The people of both these regions have suffered prolonged and oppressive occupation marked by the systematic and serious violations of international human rights bordering on genocide. Both the peoples of Palestine and Kashmir were promised self-determination by the UN in 1948. The Palestinians have not yet attained their state and the Kashmiris have not yet had the opportunity to vote on their preference to either become part of India or Pakistan.
The failure of the UN to enforce its decisions relating to Palestine and Kashmir have directly resulted in the instability of South Asia and Middle East, leading to military conflicts in both these regions. There have been several major military conflicts in the Middle East in the past seven decades and many smaller skirmishes that can be linked in to the failure to provide a homeland for the Palestinian people. Similarly in South Asia, the failure of the UN to provide the right of self-determination to the people of Kashmir has led directly to two major wars between India and Pakistan and the continued struggle by the Kashmiris in IIOJK to free themselves of the yoke of occupation by India. Hundreds of thousands of people have died in these conflicts and millions have been injured. The toll on civilian infrastructure and people’s lives is incalculable.
But death and devastation are not the only consequences of the failure to resolve the question of self-determination of the Palestinian and Kashmiri peoples. Stunted economic growth and lack of economic opportunities and development are the natural results of these unresolved national questions along with the brutal policies of the occupiers. In Palestine, the economy of the West Bank has basically stagnated over the past three decades as the Israeli government has fenced in the Palestinians with the infamous and illegal apartheid wall and with a system of Jewish-only settlements and roads, choking the participation of West Bank Palestinians in the Israeli and other Middle Eastern economies. In IIOJK, the negative economic consequences of the illegal occupation are likewise dire. On top of the indignity of brutal occupation, poverty, unemployment, and the lack of economic opportunity has further aggravated the situation.

INFORMATION PROVIDED
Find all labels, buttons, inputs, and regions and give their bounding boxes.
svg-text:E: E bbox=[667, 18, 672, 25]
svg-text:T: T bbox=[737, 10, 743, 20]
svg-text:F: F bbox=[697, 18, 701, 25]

EXERCISE INSTRUCTIONS
1. Condense the paragraph of the Palestine and Kashmir text that begins "But death and devastation" into a bulleted list that keeps its main facts.
2. Name every means that the Palestine and Kashmir text says the Israeli government has used to fence in West Bank Palestinians.
3. From the Palestine and Kashmir text, extract the passage starting with "The failure of the UN to enforce" and going on through "lives is incalculable.".
The listing plays no role in this work.

ANSWERS FOR THE TASKS
1.
- Death and devastation are not the only results of leaving Palestinian and Kashmiri self-determination unresolved.
- These unresolved national questions, together with the occupiers' brutal policies, produce stunted economic growth and a lack of economic opportunity and development.
- Palestine: the West Bank economy has largely stagnated for three decades. The Israeli government has fenced Palestinians in with the apartheid wall and with Jewish-only settlements and roads, which chokes their participation in the Israeli and other Middle Eastern economies.
- IIOJK: the economic effects of the occupation are similarly dire. Poverty, unemployment, and the lack of economic opportunity have made the situation worse on top of the occupation itself.

2.
- The apartheid wall
- Jewish-only settlements
- Jewish-only roads

3.
The failure of the UN to enforce its decisions relating to Palestine and Kashmir have directly resulted in the instability of South Asia and Middle East, leading to military conflicts in both these regions. There have been several major military conflicts in the Middle East in the past seven decades and many smaller skirmishes that can be linked in to the failure to provide a homeland for the Palestinian people. Similarly in South Asia, the failure of the UN to provide the right of self-determination to the people of Kashmir has led directly to two major wars between India and Pakistan and the continued struggle by the Kashmiris in IIOJK to free themselves of the yoke of occupation by India. Hundreds of thousands of people have died in these conflicts and millions have been injured. The toll on civilian infrastructure and people’s lives is incalculable.